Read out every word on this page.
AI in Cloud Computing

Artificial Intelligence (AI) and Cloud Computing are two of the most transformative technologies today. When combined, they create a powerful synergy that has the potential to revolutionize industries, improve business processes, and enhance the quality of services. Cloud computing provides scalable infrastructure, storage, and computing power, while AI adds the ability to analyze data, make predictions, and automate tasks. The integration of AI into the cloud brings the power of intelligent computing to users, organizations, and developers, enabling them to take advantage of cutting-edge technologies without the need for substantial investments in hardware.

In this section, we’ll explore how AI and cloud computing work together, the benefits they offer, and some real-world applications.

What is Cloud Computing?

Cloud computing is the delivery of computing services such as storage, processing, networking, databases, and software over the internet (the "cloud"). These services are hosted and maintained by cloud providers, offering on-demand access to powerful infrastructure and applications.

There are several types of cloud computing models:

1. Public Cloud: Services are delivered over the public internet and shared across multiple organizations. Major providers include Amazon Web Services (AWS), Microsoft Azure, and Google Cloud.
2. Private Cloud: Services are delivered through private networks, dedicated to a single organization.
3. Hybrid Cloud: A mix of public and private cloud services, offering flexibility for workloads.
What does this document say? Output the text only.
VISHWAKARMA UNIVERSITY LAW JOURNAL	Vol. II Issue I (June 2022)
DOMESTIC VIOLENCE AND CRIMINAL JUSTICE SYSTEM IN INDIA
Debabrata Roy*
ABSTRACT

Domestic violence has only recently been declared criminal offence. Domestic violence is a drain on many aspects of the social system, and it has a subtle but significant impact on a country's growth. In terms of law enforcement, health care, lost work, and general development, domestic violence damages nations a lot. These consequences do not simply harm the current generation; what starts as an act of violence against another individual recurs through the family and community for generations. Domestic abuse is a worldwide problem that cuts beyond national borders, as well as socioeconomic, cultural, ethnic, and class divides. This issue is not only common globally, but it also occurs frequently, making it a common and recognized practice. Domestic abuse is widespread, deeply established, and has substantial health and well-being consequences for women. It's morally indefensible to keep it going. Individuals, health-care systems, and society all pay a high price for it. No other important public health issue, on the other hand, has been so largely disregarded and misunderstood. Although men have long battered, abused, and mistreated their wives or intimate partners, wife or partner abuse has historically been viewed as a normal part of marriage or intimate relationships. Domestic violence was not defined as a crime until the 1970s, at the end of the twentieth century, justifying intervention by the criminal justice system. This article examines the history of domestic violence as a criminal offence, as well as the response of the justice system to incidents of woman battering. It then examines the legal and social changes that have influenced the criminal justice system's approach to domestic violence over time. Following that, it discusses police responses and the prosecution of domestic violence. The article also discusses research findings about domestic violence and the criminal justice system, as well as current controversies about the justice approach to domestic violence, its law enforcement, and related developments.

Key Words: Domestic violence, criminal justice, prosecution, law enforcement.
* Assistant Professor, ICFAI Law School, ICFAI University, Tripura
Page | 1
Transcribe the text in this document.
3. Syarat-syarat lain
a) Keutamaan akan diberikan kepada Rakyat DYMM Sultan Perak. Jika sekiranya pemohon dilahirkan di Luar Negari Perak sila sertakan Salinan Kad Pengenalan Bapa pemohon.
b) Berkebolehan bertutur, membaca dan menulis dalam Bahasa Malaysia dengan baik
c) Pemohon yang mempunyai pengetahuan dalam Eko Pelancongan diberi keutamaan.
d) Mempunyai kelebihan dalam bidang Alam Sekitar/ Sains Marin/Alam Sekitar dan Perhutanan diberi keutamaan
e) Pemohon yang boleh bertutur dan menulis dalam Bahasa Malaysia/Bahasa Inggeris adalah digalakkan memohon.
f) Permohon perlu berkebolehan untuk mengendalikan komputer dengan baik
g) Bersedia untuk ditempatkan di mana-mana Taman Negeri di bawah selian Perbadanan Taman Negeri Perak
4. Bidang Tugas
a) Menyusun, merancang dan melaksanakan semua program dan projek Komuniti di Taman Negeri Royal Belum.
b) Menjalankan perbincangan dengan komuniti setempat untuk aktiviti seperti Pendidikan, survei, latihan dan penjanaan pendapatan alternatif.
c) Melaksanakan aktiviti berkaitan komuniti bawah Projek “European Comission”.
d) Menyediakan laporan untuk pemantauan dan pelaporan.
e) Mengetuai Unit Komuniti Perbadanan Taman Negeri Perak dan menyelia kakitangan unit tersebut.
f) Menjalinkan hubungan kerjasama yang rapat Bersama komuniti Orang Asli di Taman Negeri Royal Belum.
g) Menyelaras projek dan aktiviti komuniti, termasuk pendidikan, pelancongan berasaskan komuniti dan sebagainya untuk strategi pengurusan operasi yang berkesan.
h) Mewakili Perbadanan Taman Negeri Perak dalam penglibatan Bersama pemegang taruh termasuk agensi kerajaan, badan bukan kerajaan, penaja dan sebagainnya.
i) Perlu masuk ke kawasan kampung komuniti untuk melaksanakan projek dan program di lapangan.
####
__Exercise requirements__:
Every entry should be output exactly as written, please.

__Result of the task__:
Read out every word on this page.
AI in Cloud Computing

Artificial Intelligence (AI) and Cloud Computing are two of the most transformative technologies today. When combined, they create a powerful synergy that has the potential to revolutionize industries, improve business processes, and enhance the quality of services. Cloud computing provides scalable infrastructure, storage, and computing power, while AI adds the ability to analyze data, make predictions, and automate tasks. The integration of AI into the cloud brings the power of intelligent computing to users, organizations, and developers, enabling them to take advantage of cutting-edge technologies without the need for substantial investments in hardware.

In this section, we’ll explore how AI and cloud computing work together, the benefits they offer, and some real-world applications.

What is Cloud Computing?

Cloud computing is the delivery of computing services such as storage, processing, networking, databases, and software over the internet (the "cloud"). These services are hosted and maintained by cloud providers, offering on-demand access to powerful infrastructure and applications.

There are several types of cloud computing models:

1. Public Cloud: Services are delivered over the public internet and shared across multiple organizations. Major providers include Amazon Web Services (AWS), Microsoft Azure, and Google Cloud.
2. Private Cloud: Services are delivered through private networks, dedicated to a single organization.
3. Hybrid Cloud: A mix of public and private cloud services, offering flexibility for workloads.
What does this document say? Output the text only.
VISHWAKARMA UNIVERSITY LAW JOURNAL	Vol. II Issue I (June 2022)
DOMESTIC VIOLENCE AND CRIMINAL JUSTICE SYSTEM IN INDIA
Debabrata Roy*
ABSTRACT

Domestic violence has only recently been declared criminal offence. Domestic violence is a drain on many aspects of the social system, and it has a subtle but significant impact on a country's growth. In terms of law enforcement, health care, lost work, and general development, domestic violence damages nations a lot. These consequences do not simply harm the current generation; what starts as an act of violence against another individual recurs through the family and community for generations. Domestic abuse is a worldwide problem that cuts beyond national borders, as well as socioeconomic, cultural, ethnic, and class divides. This issue is not only common globally, but it also occurs frequently, making it a common and recognized practice. Domestic abuse is widespread, deeply established, and has substantial health and well-being consequences for women. It's morally indefensible to keep it going. Individuals, health-care systems, and society all pay a high price for it. No other important public health issue, on the other hand, has been so largely disregarded and misunderstood. Although men have long battered, abused, and mistreated their wives or intimate partners, wife or partner abuse has historically been viewed as a normal part of marriage or intimate relationships. Domestic violence was not defined as a crime until the 1970s, at the end of the twentieth century, justifying intervention by the criminal justice system. This article examines the history of domestic violence as a criminal offence, as well as the response of the justice system to incidents of woman battering. It then examines the legal and social changes that have influenced the criminal justice system's approach to domestic violence over time. Following that, it discusses police responses and the prosecution of domestic violence. The article also discusses research findings about domestic violence and the criminal justice system, as well as current controversies about the justice approach to domestic violence, its law enforcement, and related developments.

Key Words: Domestic violence, criminal justice, prosecution, law enforcement.
* Assistant Professor, ICFAI Law School, ICFAI University, Tripura
Page | 1
Transcribe the text in this document.
3. Syarat-syarat lain
a) Keutamaan akan diberikan kepada Rakyat DYMM Sultan Perak. Jika sekiranya pemohon dilahirkan di Luar Negari Perak sila sertakan Salinan Kad Pengenalan Bapa pemohon.
b) Berkebolehan bertutur, membaca dan menulis dalam Bahasa Malaysia dengan baik
c) Pemohon yang mempunyai pengetahuan dalam Eko Pelancongan diberi keutamaan.
d) Mempunyai kelebihan dalam bidang Alam Sekitar/ Sains Marin/Alam Sekitar dan Perhutanan diberi keutamaan
e) Pemohon yang boleh bertutur dan menulis dalam Bahasa Malaysia/Bahasa Inggeris adalah digalakkan memohon.
f) Permohon perlu berkebolehan untuk mengendalikan komputer dengan baik
g) Bersedia untuk ditempatkan di mana-mana Taman Negeri di bawah selian Perbadanan Taman Negeri Perak
4. Bidang Tugas
a) Menyusun, merancang dan melaksanakan semua program dan projek Komuniti di Taman Negeri Royal Belum.
b) Menjalankan perbincangan dengan komuniti setempat untuk aktiviti seperti Pendidikan, survei, latihan dan penjanaan pendapatan alternatif.
c) Melaksanakan aktiviti berkaitan komuniti bawah Projek “European Comission”.
d) Menyediakan laporan untuk pemantauan dan pelaporan.
e) Mengetuai Unit Komuniti Perbadanan Taman Negeri Perak dan menyelia kakitangan unit tersebut.
f) Menjalinkan hubungan kerjasama yang rapat Bersama komuniti Orang Asli di Taman Negeri Royal Belum.
g) Menyelaras projek dan aktiviti komuniti, termasuk pendidikan, pelancongan berasaskan komuniti dan sebagainya untuk strategi pengurusan operasi yang berkesan.
h) Mewakili Perbadanan Taman Negeri Perak dalam penglibatan Bersama pemegang taruh termasuk agensi kerajaan, badan bukan kerajaan, penaja dan sebagainnya.
i) Perlu masuk ke kawasan kampung komuniti untuk melaksanakan projek dan program di lapangan.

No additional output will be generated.